:: EXERCISE BRIEF ::
Output the entries below exactly as written, omitting pictures.
** start of EXERCISE DATA **
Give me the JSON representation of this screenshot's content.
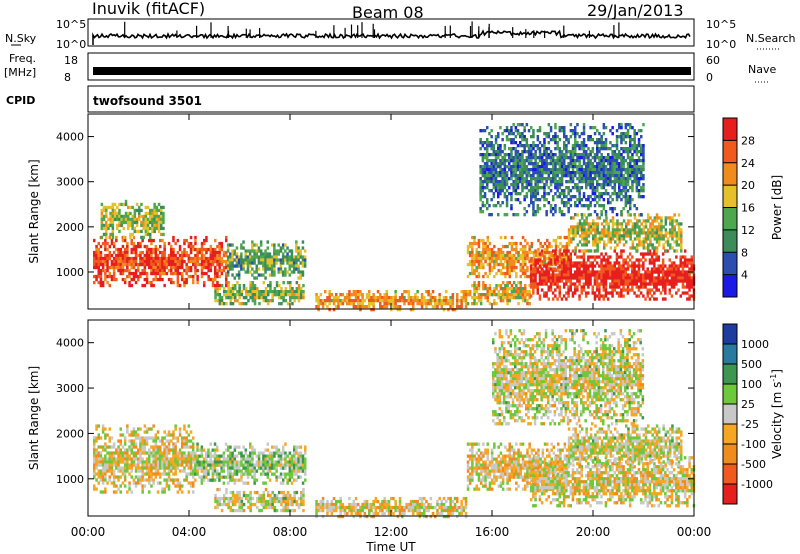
{
  "header": {
    "station": "Inuvik (fitACF)",
    "beam": "Beam 08",
    "date": "29/Jan/2013"
  },
  "status_panels": {
    "nsky_label": "N.Sky",
    "nsearch_label": "N.Search",
    "noise_ticks": [
      "10^5",
      "10^0"
    ],
    "freq_label": "Freq.",
    "freq_unit": "[MHz]",
    "freq_ticks": [
      "18",
      "8"
    ],
    "nave_label": "Nave",
    "nave_ticks": [
      "60",
      "0"
    ],
    "cpid_label": "CPID",
    "cpid_value": "twofsound 3501"
  },
  "colors": {
    "power_scale": [
      "#1a1ae6",
      "#2a4fb0",
      "#3c8c5a",
      "#4ea64e",
      "#e6c02a",
      "#f08c1e",
      "#f05a1e",
      "#e61e1e"
    ],
    "velocity_scale": [
      "#e61e1e",
      "#f05a1e",
      "#f08c1e",
      "#f5a623",
      "#c8c8c8",
      "#6ec83c",
      "#3c9650",
      "#2a7aa0",
      "#1e3ca0"
    ]
  },
  "chart_data": [
    {
      "type": "heatmap",
      "panel": "power",
      "xlabel": "Time UT",
      "ylabel": "Slant Range [km]",
      "xlim": [
        0,
        24
      ],
      "ylim": [
        180,
        4500
      ],
      "x_ticks": [
        0,
        4,
        8,
        12,
        16,
        20,
        24
      ],
      "x_tick_labels": [
        "00:00",
        "04:00",
        "08:00",
        "12:00",
        "16:00",
        "20:00",
        "00:00"
      ],
      "y_ticks": [
        1000,
        2000,
        3000,
        4000
      ],
      "colorbar": {
        "label": "Power [dB]",
        "range": [
          0,
          30
        ],
        "ticks": [
          "28",
          "24",
          "20",
          "16",
          "12",
          "8",
          "4"
        ]
      },
      "echo_regions": [
        {
          "t": [
            0.2,
            5.5
          ],
          "r": [
            700,
            1800
          ],
          "value": 26
        },
        {
          "t": [
            5.5,
            8.6
          ],
          "r": [
            900,
            1700
          ],
          "value": 12
        },
        {
          "t": [
            0.5,
            3.0
          ],
          "r": [
            1800,
            2600
          ],
          "value": 14
        },
        {
          "t": [
            5.0,
            8.5
          ],
          "r": [
            300,
            800
          ],
          "value": 14
        },
        {
          "t": [
            9.0,
            15.0
          ],
          "r": [
            200,
            600
          ],
          "value": 20
        },
        {
          "t": [
            15.0,
            19.0
          ],
          "r": [
            900,
            1800
          ],
          "value": 20
        },
        {
          "t": [
            15.0,
            17.5
          ],
          "r": [
            300,
            800
          ],
          "value": 18
        },
        {
          "t": [
            17.5,
            24.0
          ],
          "r": [
            400,
            1500
          ],
          "value": 28
        },
        {
          "t": [
            19.0,
            23.5
          ],
          "r": [
            1500,
            2300
          ],
          "value": 16
        },
        {
          "t": [
            15.5,
            22.0
          ],
          "r": [
            2300,
            4300
          ],
          "value": 8
        }
      ]
    },
    {
      "type": "heatmap",
      "panel": "velocity",
      "xlabel": "Time UT",
      "ylabel": "Slant Range [km]",
      "xlim": [
        0,
        24
      ],
      "ylim": [
        180,
        4500
      ],
      "x_ticks": [
        0,
        4,
        8,
        12,
        16,
        20,
        24
      ],
      "x_tick_labels": [
        "00:00",
        "04:00",
        "08:00",
        "12:00",
        "16:00",
        "20:00",
        "00:00"
      ],
      "y_ticks": [
        1000,
        2000,
        3000,
        4000
      ],
      "colorbar": {
        "label": "Velocity [m s^-1]",
        "range": [
          -1000,
          1000
        ],
        "ticks": [
          "1000",
          "500",
          "100",
          "25",
          "-25",
          "-100",
          "-500",
          "-1000"
        ]
      },
      "echo_regions": [
        {
          "t": [
            0.2,
            4.2
          ],
          "r": [
            700,
            2200
          ],
          "value": -100
        },
        {
          "t": [
            4.2,
            8.6
          ],
          "r": [
            900,
            1800
          ],
          "value": 150
        },
        {
          "t": [
            5.0,
            8.5
          ],
          "r": [
            300,
            800
          ],
          "value": 0
        },
        {
          "t": [
            9.0,
            15.0
          ],
          "r": [
            200,
            600
          ],
          "value": -100
        },
        {
          "t": [
            15.0,
            19.0
          ],
          "r": [
            800,
            1800
          ],
          "value": -100
        },
        {
          "t": [
            17.5,
            24.0
          ],
          "r": [
            400,
            1500
          ],
          "value": -80
        },
        {
          "t": [
            19.0,
            23.5
          ],
          "r": [
            1300,
            2200
          ],
          "value": 0
        },
        {
          "t": [
            16.0,
            22.0
          ],
          "r": [
            2200,
            4300
          ],
          "value": 0
        }
      ]
    }
  ]
}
** end of EXERCISE DATA **
:: ANSWER TO THIS PROBLEM ::
Give me the JSON representation of this screenshot's content.
{
  "header": {
    "station": "Inuvik (fitACF)",
    "beam": "Beam 08",
    "date": "29/Jan/2013"
  },
  "status_panels": {
    "nsky_label": "N.Sky",
    "nsearch_label": "N.Search",
    "noise_ticks": [
      "10^5",
      "10^0"
    ],
    "freq_label": "Freq.",
    "freq_unit": "[MHz]",
    "freq_ticks": [
      "18",
      "8"
    ],
    "nave_label": "Nave",
    "nave_ticks": [
      "60",
      "0"
    ],
    "cpid_label": "CPID",
    "cpid_value": "twofsound 3501"
  },
  "colors": {
    "power_scale": [
      "#1a1ae6",
      "#2a4fb0",
      "#3c8c5a",
      "#4ea64e",
      "#e6c02a",
      "#f08c1e",
      "#f05a1e",
      "#e61e1e"
    ],
    "velocity_scale": [
      "#e61e1e",
      "#f05a1e",
      "#f08c1e",
      "#f5a623",
      "#c8c8c8",
      "#6ec83c",
      "#3c9650",
      "#2a7aa0",
      "#1e3ca0"
    ]
  },
  "chart_data": [
    {
      "type": "heatmap",
      "panel": "power",
      "xlabel": "Time UT",
      "ylabel": "Slant Range [km]",
      "xlim": [
        0,
        24
      ],
      "ylim": [
        180,
        4500
      ],
      "x_ticks": [
        0,
        4,
        8,
        12,
        16,
        20,
        24
      ],
      "x_tick_labels": [
        "00:00",
        "04:00",
        "08:00",
        "12:00",
        "16:00",
        "20:00",
        "00:00"
      ],
      "y_ticks": [
        1000,
        2000,
        3000,
        4000
      ],
      "colorbar": {
        "label": "Power [dB]",
        "range": [
          0,
          30
        ],
        "ticks": [
          "28",
          "24",
          "20",
          "16",
          "12",
          "8",
          "4"
        ]
      },
      "echo_regions": [
        {
          "t": [
            0.2,
            5.5
          ],
          "r": [
            700,
            1800
          ],
          "value": 26
        },
        {
          "t": [
            5.5,
            8.6
          ],
          "r": [
            900,
            1700
          ],
          "value": 12
        },
        {
          "t": [
            0.5,
            3.0
          ],
          "r": [
            1800,
            2600
          ],
          "value": 14
        },
        {
          "t": [
            5.0,
            8.5
          ],
          "r": [
            300,
            800
          ],
          "value": 14
        },
        {
          "t": [
            9.0,
            15.0
          ],
          "r": [
            200,
            600
          ],
          "value": 20
        },
        {
          "t": [
            15.0,
            19.0
          ],
          "r": [
            900,
            1800
          ],
          "value": 20
        },
        {
          "t": [
            15.0,
            17.5
          ],
          "r": [
            300,
            800
          ],
          "value": 18
        },
        {
          "t": [
            17.5,
            24.0
          ],
          "r": [
            400,
            1500
          ],
          "value": 28
        },
        {
          "t": [
            19.0,
            23.5
          ],
          "r": [
            1500,
            2300
          ],
          "value": 16
        },
        {
          "t": [
            15.5,
            22.0
          ],
          "r": [
            2300,
            4300
          ],
          "value": 8
        }
      ]
    },
    {
      "type": "heatmap",
      "panel": "velocity",
      "xlabel": "Time UT",
      "ylabel": "Slant Range [km]",
      "xlim": [
        0,
        24
      ],
      "ylim": [
        180,
        4500
      ],
      "x_ticks": [
        0,
        4,
        8,
        12,
        16,
        20,
        24
      ],
      "x_tick_labels": [
        "00:00",
        "04:00",
        "08:00",
        "12:00",
        "16:00",
        "20:00",
        "00:00"
      ],
      "y_ticks": [
        1000,
        2000,
        3000,
        4000
      ],
      "colorbar": {
        "label": "Velocity [m s^-1]",
        "range": [
          -1000,
          1000
        ],
        "ticks": [
          "1000",
          "500",
          "100",
          "25",
          "-25",
          "-100",
          "-500",
          "-1000"
        ]
      },
      "echo_regions": [
        {
          "t": [
            0.2,
            4.2
          ],
          "r": [
            700,
            2200
          ],
          "value": -100
        },
        {
          "t": [
            4.2,
            8.6
          ],
          "r": [
            900,
            1800
          ],
          "value": 150
        },
        {
          "t": [
            5.0,
            8.5
          ],
          "r": [
            300,
            800
          ],
          "value": 0
        },
        {
          "t": [
            9.0,
            15.0
          ],
          "r": [
            200,
            600
          ],
          "value": -100
        },
        {
          "t": [
            15.0,
            19.0
          ],
          "r": [
            800,
            1800
          ],
          "value": -100
        },
        {
          "t": [
            17.5,
            24.0
          ],
          "r": [
            400,
            1500
          ],
          "value": -80
        },
        {
          "t": [
            19.0,
            23.5
          ],
          "r": [
            1300,
            2200
          ],
          "value": 0
        },
        {
          "t": [
            16.0,
            22.0
          ],
          "r": [
            2200,
            4300
          ],
          "value": 0
        }
      ]
    }
  ]
}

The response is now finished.